■ Provided records
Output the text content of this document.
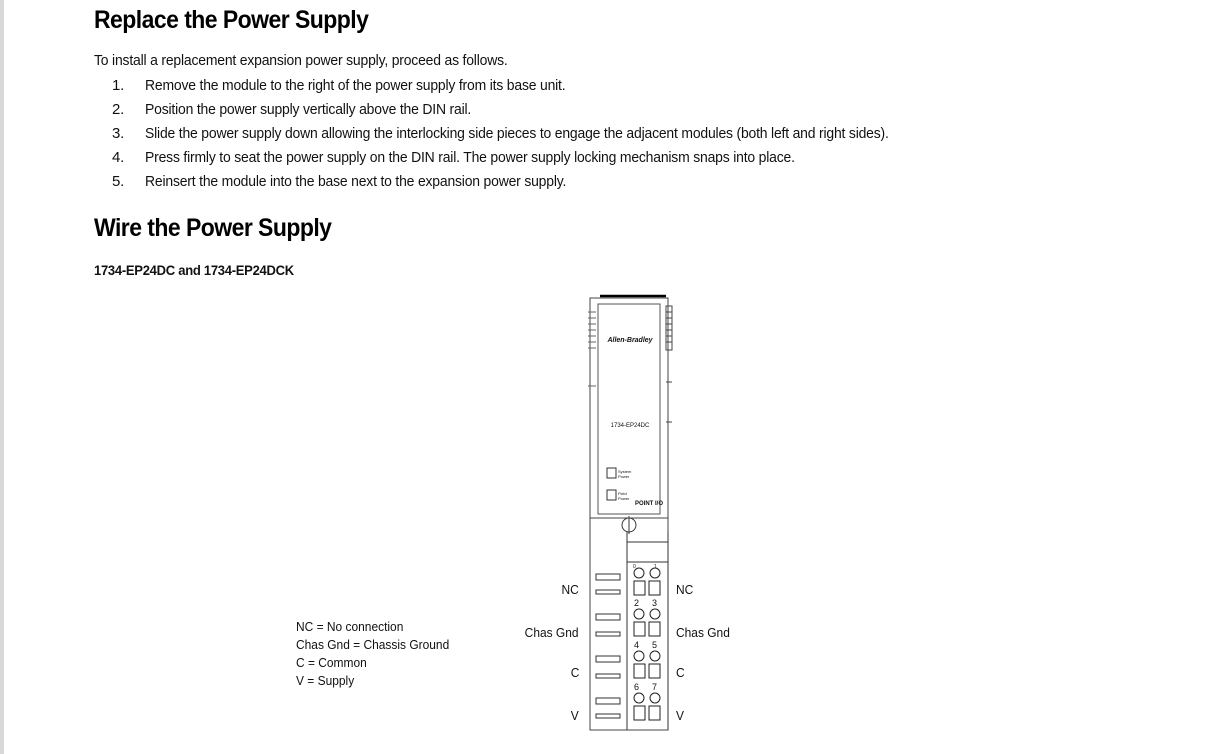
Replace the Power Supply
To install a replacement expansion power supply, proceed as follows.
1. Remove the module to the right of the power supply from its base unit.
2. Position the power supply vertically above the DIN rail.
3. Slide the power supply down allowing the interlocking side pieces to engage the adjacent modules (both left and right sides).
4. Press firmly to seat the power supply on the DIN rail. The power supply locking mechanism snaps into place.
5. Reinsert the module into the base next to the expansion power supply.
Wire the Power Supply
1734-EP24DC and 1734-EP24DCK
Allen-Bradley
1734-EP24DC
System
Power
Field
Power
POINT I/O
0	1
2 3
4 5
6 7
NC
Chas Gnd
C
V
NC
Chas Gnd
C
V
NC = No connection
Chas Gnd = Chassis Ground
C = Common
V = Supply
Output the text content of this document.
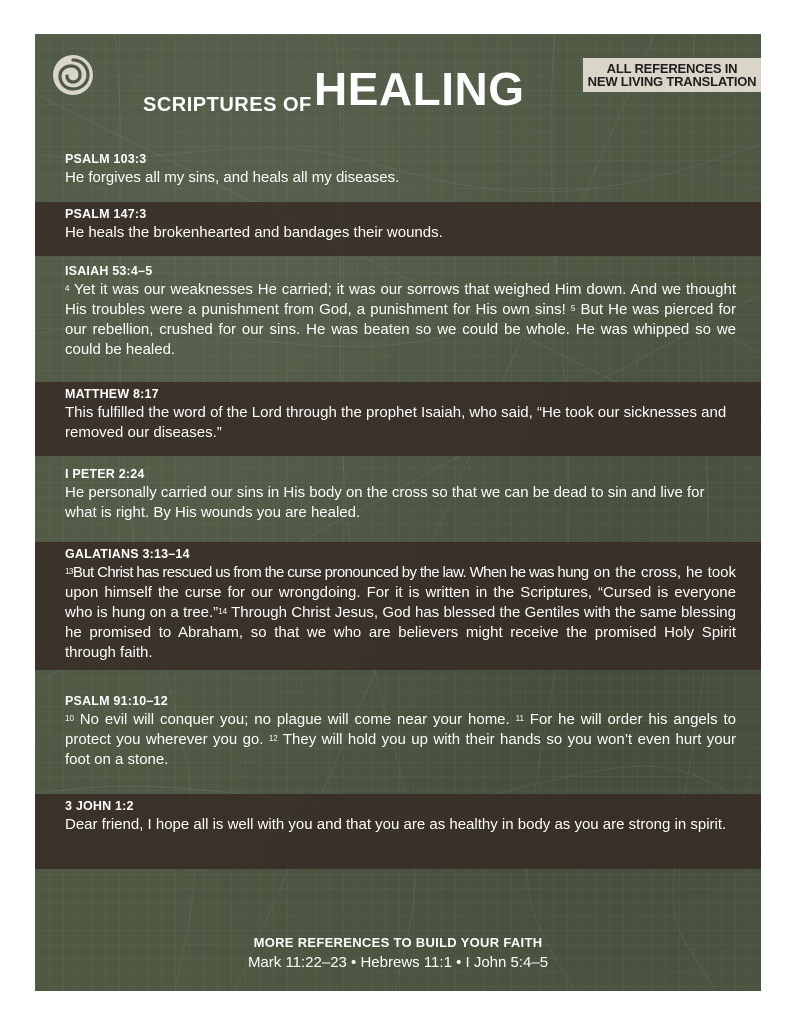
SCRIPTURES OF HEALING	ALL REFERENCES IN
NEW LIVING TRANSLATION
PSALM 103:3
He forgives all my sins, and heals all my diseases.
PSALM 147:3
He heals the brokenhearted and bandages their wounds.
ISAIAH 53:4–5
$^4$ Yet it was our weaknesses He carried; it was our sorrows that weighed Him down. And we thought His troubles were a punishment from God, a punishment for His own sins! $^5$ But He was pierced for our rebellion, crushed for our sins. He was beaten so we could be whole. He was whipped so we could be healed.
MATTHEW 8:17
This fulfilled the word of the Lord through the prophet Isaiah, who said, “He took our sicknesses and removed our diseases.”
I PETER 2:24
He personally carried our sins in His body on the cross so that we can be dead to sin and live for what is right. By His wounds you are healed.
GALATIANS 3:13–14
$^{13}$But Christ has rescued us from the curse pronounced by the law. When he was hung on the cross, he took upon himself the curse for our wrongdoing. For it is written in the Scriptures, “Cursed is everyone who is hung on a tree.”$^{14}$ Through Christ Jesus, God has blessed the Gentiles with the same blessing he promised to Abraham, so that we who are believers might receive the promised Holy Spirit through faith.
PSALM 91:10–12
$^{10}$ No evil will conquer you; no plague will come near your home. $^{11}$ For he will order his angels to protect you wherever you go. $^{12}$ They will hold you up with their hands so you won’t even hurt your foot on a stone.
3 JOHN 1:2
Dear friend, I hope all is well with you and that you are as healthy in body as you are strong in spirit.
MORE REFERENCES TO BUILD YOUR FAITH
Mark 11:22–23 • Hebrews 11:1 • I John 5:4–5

■ Task statement
Without including any pictures, output all the entries above exactly.

■ Written answer
Output the text content of this document.
Replace the Power Supply
To install a replacement expansion power supply, proceed as follows.
1. Remove the module to the right of the power supply from its base unit.
2. Position the power supply vertically above the DIN rail.
3. Slide the power supply down allowing the interlocking side pieces to engage the adjacent modules (both left and right sides).
4. Press firmly to seat the power supply on the DIN rail. The power supply locking mechanism snaps into place.
5. Reinsert the module into the base next to the expansion power supply.
Wire the Power Supply
1734-EP24DC and 1734-EP24DCK
Allen-Bradley
1734-EP24DC
System
Power
Field
Power
POINT I/O
0	1
2 3
4 5
6 7
NC
Chas Gnd
C
V
NC
Chas Gnd
C
V
NC = No connection
Chas Gnd = Chassis Ground
C = Common
V = Supply
Output the text content of this document.
SCRIPTURES OF HEALING	ALL REFERENCES IN
NEW LIVING TRANSLATION
PSALM 103:3
He forgives all my sins, and heals all my diseases.
PSALM 147:3
He heals the brokenhearted and bandages their wounds.
ISAIAH 53:4–5
$^4$ Yet it was our weaknesses He carried; it was our sorrows that weighed Him down. And we thought His troubles were a punishment from God, a punishment for His own sins! $^5$ But He was pierced for our rebellion, crushed for our sins. He was beaten so we could be whole. He was whipped so we could be healed.
MATTHEW 8:17
This fulfilled the word of the Lord through the prophet Isaiah, who said, “He took our sicknesses and removed our diseases.”
I PETER 2:24
He personally carried our sins in His body on the cross so that we can be dead to sin and live for what is right. By His wounds you are healed.
GALATIANS 3:13–14
$^{13}$But Christ has rescued us from the curse pronounced by the law. When he was hung on the cross, he took upon himself the curse for our wrongdoing. For it is written in the Scriptures, “Cursed is everyone who is hung on a tree.”$^{14}$ Through Christ Jesus, God has blessed the Gentiles with the same blessing he promised to Abraham, so that we who are believers might receive the promised Holy Spirit through faith.
PSALM 91:10–12
$^{10}$ No evil will conquer you; no plague will come near your home. $^{11}$ For he will order his angels to protect you wherever you go. $^{12}$ They will hold you up with their hands so you won’t even hurt your foot on a stone.
3 JOHN 1:2
Dear friend, I hope all is well with you and that you are as healthy in body as you are strong in spirit.
MORE REFERENCES TO BUILD YOUR FAITH
Mark 11:22–23 • Hebrews 11:1 • I John 5:4–5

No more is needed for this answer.